● **WORK TO DO**
Pick out each line with the word "close" from the material that follows.

● **RECORD EXCERPTS**
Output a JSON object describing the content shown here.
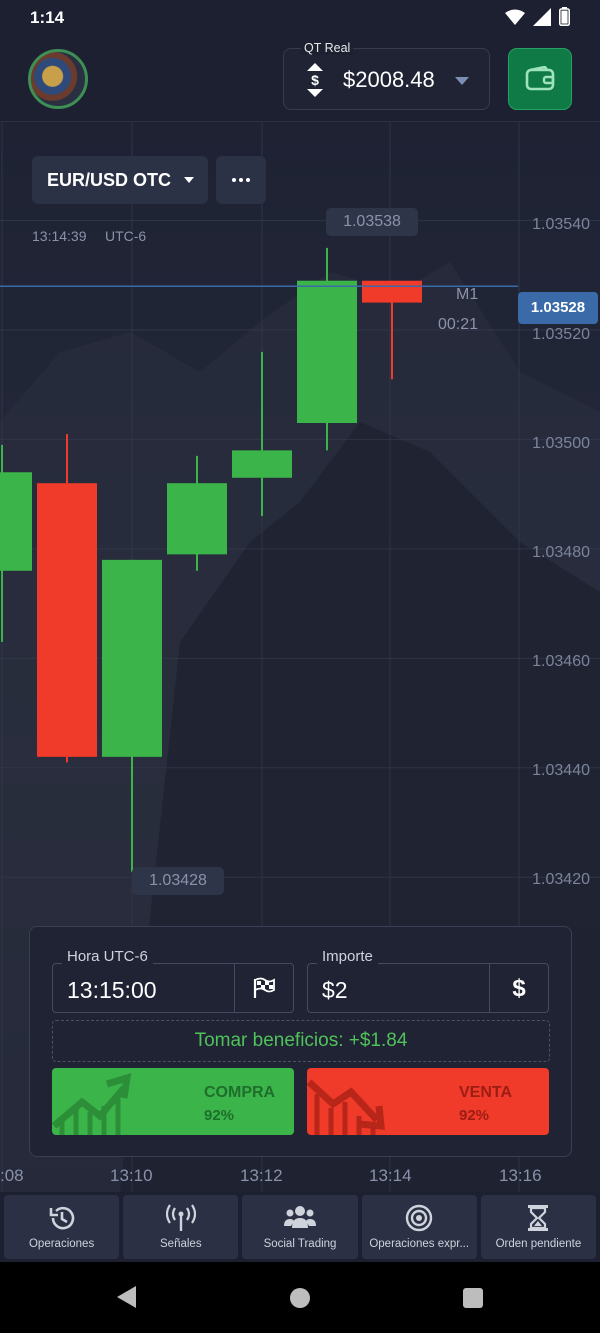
{
  "status_bar": {
    "time": "1:14"
  },
  "header": {
    "account_label": "QT Real",
    "balance": "$2008.48",
    "icons": [
      "dollar-switch-icon",
      "chevron-down-icon",
      "wallet-icon"
    ]
  },
  "chart": {
    "pair": "EUR/USD OTC",
    "server_time": "13:14:39",
    "timezone": "UTC-6",
    "timeframe": "M1",
    "countdown": "00:21",
    "current_price": "1.03528",
    "high_label": "1.03538",
    "low_label": "1.03428",
    "y_labels": [
      "1.03540",
      "1.03520",
      "1.03500",
      "1.03480",
      "1.03460",
      "1.03440",
      "1.03420"
    ],
    "x_labels": [
      ":08",
      "13:10",
      "13:12",
      "13:14",
      "13:16"
    ],
    "colors": {
      "up": "#3bb54a",
      "down": "#f03a2a",
      "price_line": "#3a6aa8"
    }
  },
  "chart_data": {
    "type": "candlestick",
    "ylim": [
      1.0341,
      1.03558
    ],
    "candles": [
      {
        "open": 1.03476,
        "close": 1.03494,
        "high": 1.03499,
        "low": 1.03463
      },
      {
        "open": 1.03492,
        "close": 1.03442,
        "high": 1.03501,
        "low": 1.03441
      },
      {
        "open": 1.03442,
        "close": 1.03478,
        "high": 1.03478,
        "low": 1.03421
      },
      {
        "open": 1.03479,
        "close": 1.03492,
        "high": 1.03497,
        "low": 1.03476
      },
      {
        "open": 1.03493,
        "close": 1.03498,
        "high": 1.03516,
        "low": 1.03486
      },
      {
        "open": 1.03503,
        "close": 1.03529,
        "high": 1.03535,
        "low": 1.03498
      },
      {
        "open": 1.03529,
        "close": 1.03525,
        "high": 1.03529,
        "low": 1.03511
      }
    ]
  },
  "trade": {
    "time_label": "Hora UTC-6",
    "time_value": "13:15:00",
    "amount_label": "Importe",
    "amount_value": "$2",
    "profit_text": "Tomar beneficios: +$1.84",
    "buy_label": "COMPRA",
    "buy_pct": "92%",
    "sell_label": "VENTA",
    "sell_pct": "92%"
  },
  "nav": [
    {
      "label": "Operaciones",
      "icon": "history-icon"
    },
    {
      "label": "Señales",
      "icon": "signal-antenna-icon"
    },
    {
      "label": "Social Trading",
      "icon": "people-icon"
    },
    {
      "label": "Operaciones expr...",
      "icon": "target-icon"
    },
    {
      "label": "Orden pendiente",
      "icon": "hourglass-icon"
    }
  ]
}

● **EXERCISE OUTPUT**
        "close": 1.03494,
        "close": 1.03442,
        "close": 1.03478,
        "close": 1.03492,
        "close": 1.03498,
        "close": 1.03529,
        "close": 1.03525,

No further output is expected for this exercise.